[Dataset items]
--- START ---

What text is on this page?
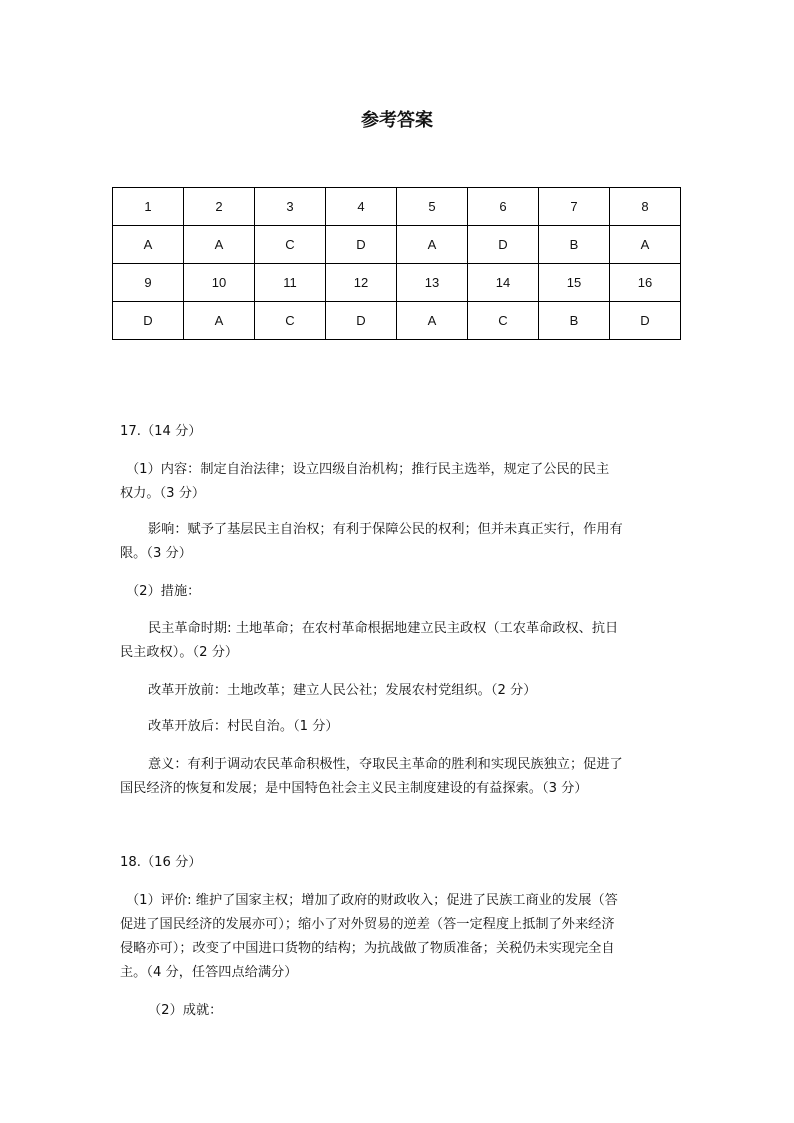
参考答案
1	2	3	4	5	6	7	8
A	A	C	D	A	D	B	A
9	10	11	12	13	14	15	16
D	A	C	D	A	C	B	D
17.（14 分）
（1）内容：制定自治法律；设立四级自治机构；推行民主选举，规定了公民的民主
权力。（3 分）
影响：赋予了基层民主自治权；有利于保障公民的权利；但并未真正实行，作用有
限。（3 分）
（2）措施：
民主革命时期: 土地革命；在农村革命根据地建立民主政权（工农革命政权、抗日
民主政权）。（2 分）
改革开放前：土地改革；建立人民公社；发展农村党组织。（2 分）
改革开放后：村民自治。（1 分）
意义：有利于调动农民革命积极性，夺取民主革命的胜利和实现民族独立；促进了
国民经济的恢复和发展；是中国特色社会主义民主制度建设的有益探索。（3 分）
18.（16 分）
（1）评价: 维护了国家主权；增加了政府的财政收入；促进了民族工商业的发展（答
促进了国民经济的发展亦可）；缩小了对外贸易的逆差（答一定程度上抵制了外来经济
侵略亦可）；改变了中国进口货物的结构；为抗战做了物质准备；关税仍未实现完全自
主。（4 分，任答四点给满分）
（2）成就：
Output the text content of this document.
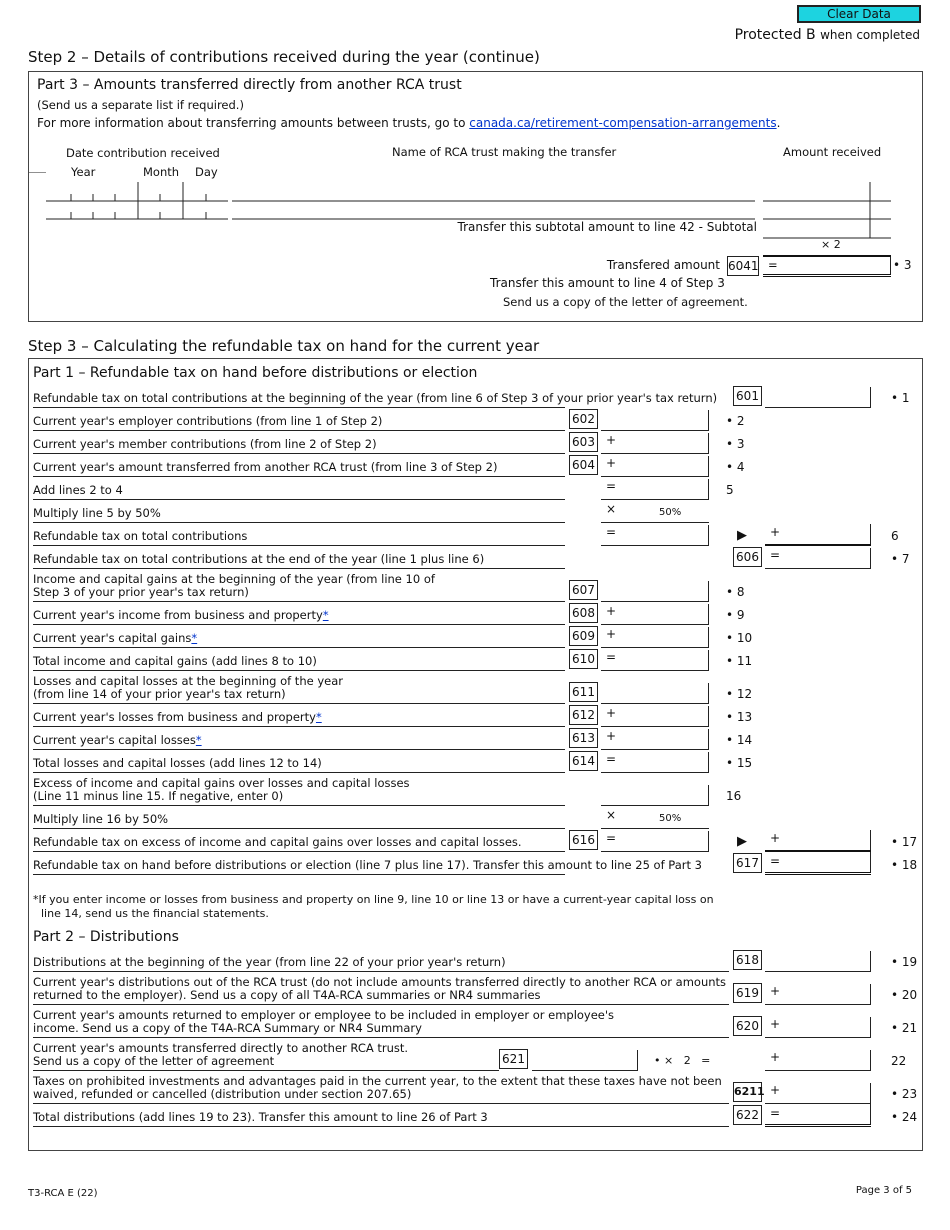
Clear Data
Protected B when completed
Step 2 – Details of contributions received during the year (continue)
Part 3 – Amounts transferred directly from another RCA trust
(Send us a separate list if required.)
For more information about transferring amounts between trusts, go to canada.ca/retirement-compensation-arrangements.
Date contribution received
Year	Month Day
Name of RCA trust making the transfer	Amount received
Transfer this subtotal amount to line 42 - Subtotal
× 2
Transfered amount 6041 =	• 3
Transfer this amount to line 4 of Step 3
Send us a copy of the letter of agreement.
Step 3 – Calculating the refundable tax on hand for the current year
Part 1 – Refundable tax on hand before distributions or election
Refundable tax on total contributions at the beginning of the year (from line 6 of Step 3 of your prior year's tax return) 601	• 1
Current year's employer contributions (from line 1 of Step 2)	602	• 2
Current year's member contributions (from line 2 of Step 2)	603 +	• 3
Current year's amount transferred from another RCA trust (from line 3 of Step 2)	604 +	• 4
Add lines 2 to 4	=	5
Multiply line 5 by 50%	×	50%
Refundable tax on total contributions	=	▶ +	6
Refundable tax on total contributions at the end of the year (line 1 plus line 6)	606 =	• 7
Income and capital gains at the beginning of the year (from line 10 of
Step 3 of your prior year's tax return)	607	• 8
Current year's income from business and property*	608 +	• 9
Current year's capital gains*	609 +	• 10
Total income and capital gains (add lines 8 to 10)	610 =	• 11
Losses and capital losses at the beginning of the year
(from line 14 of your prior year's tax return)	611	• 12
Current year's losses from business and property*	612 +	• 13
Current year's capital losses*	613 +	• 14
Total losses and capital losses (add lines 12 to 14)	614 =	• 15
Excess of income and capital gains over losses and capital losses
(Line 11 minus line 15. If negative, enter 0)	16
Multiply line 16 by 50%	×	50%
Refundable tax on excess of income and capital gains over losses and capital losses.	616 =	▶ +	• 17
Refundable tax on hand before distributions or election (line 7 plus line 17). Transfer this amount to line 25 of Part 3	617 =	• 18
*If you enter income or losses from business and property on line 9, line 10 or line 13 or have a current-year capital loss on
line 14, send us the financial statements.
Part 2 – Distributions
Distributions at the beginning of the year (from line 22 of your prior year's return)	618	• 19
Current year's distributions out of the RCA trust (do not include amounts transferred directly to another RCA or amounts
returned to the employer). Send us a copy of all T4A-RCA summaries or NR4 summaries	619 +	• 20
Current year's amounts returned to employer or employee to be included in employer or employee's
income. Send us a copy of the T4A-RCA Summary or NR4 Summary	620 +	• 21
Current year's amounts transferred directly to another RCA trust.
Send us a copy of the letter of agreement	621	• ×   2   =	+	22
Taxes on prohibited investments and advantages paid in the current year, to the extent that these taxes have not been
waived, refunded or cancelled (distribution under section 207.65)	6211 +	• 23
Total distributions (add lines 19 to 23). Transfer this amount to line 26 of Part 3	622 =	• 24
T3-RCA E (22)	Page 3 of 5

--- END ---

[Task to carry out]
All of the lines above should be printed exactly, minus the pictures.

[Solution to the problem]
What text is on this page?
参考答案
1	2	3	4	5	6	7	8
A	A	C	D	A	D	B	A
9	10	11	12	13	14	15	16
D	A	C	D	A	C	B	D
17.（14 分）
（1）内容：制定自治法律；设立四级自治机构；推行民主选举，规定了公民的民主
权力。（3 分）
影响：赋予了基层民主自治权；有利于保障公民的权利；但并未真正实行，作用有
限。（3 分）
（2）措施：
民主革命时期: 土地革命；在农村革命根据地建立民主政权（工农革命政权、抗日
民主政权）。（2 分）
改革开放前：土地改革；建立人民公社；发展农村党组织。（2 分）
改革开放后：村民自治。（1 分）
意义：有利于调动农民革命积极性，夺取民主革命的胜利和实现民族独立；促进了
国民经济的恢复和发展；是中国特色社会主义民主制度建设的有益探索。（3 分）
18.（16 分）
（1）评价: 维护了国家主权；增加了政府的财政收入；促进了民族工商业的发展（答
促进了国民经济的发展亦可）；缩小了对外贸易的逆差（答一定程度上抵制了外来经济
侵略亦可）；改变了中国进口货物的结构；为抗战做了物质准备；关税仍未实现完全自
主。（4 分，任答四点给满分）
（2）成就：
Output the text content of this document.
Clear Data
Protected B when completed
Step 2 – Details of contributions received during the year (continue)
Part 3 – Amounts transferred directly from another RCA trust
(Send us a separate list if required.)
For more information about transferring amounts between trusts, go to canada.ca/retirement-compensation-arrangements.
Date contribution received
Year	Month Day
Name of RCA trust making the transfer	Amount received
Transfer this subtotal amount to line 42 - Subtotal
× 2
Transfered amount 6041 =	• 3
Transfer this amount to line 4 of Step 3
Send us a copy of the letter of agreement.
Step 3 – Calculating the refundable tax on hand for the current year
Part 1 – Refundable tax on hand before distributions or election
Refundable tax on total contributions at the beginning of the year (from line 6 of Step 3 of your prior year's tax return) 601	• 1
Current year's employer contributions (from line 1 of Step 2)	602	• 2
Current year's member contributions (from line 2 of Step 2)	603 +	• 3
Current year's amount transferred from another RCA trust (from line 3 of Step 2)	604 +	• 4
Add lines 2 to 4	=	5
Multiply line 5 by 50%	×	50%
Refundable tax on total contributions	=	▶ +	6
Refundable tax on total contributions at the end of the year (line 1 plus line 6)	606 =	• 7
Income and capital gains at the beginning of the year (from line 10 of
Step 3 of your prior year's tax return)	607	• 8
Current year's income from business and property*	608 +	• 9
Current year's capital gains*	609 +	• 10
Total income and capital gains (add lines 8 to 10)	610 =	• 11
Losses and capital losses at the beginning of the year
(from line 14 of your prior year's tax return)	611	• 12
Current year's losses from business and property*	612 +	• 13
Current year's capital losses*	613 +	• 14
Total losses and capital losses (add lines 12 to 14)	614 =	• 15
Excess of income and capital gains over losses and capital losses
(Line 11 minus line 15. If negative, enter 0)	16
Multiply line 16 by 50%	×	50%
Refundable tax on excess of income and capital gains over losses and capital losses.	616 =	▶ +	• 17
Refundable tax on hand before distributions or election (line 7 plus line 17). Transfer this amount to line 25 of Part 3	617 =	• 18
*If you enter income or losses from business and property on line 9, line 10 or line 13 or have a current-year capital loss on
line 14, send us the financial statements.
Part 2 – Distributions
Distributions at the beginning of the year (from line 22 of your prior year's return)	618	• 19
Current year's distributions out of the RCA trust (do not include amounts transferred directly to another RCA or amounts
returned to the employer). Send us a copy of all T4A-RCA summaries or NR4 summaries	619 +	• 20
Current year's amounts returned to employer or employee to be included in employer or employee's
income. Send us a copy of the T4A-RCA Summary or NR4 Summary	620 +	• 21
Current year's amounts transferred directly to another RCA trust.
Send us a copy of the letter of agreement	621	• ×   2   =	+	22
Taxes on prohibited investments and advantages paid in the current year, to the extent that these taxes have not been
waived, refunded or cancelled (distribution under section 207.65)	6211 +	• 23
Total distributions (add lines 19 to 23). Transfer this amount to line 26 of Part 3	622 =	• 24
T3-RCA E (22)	Page 3 of 5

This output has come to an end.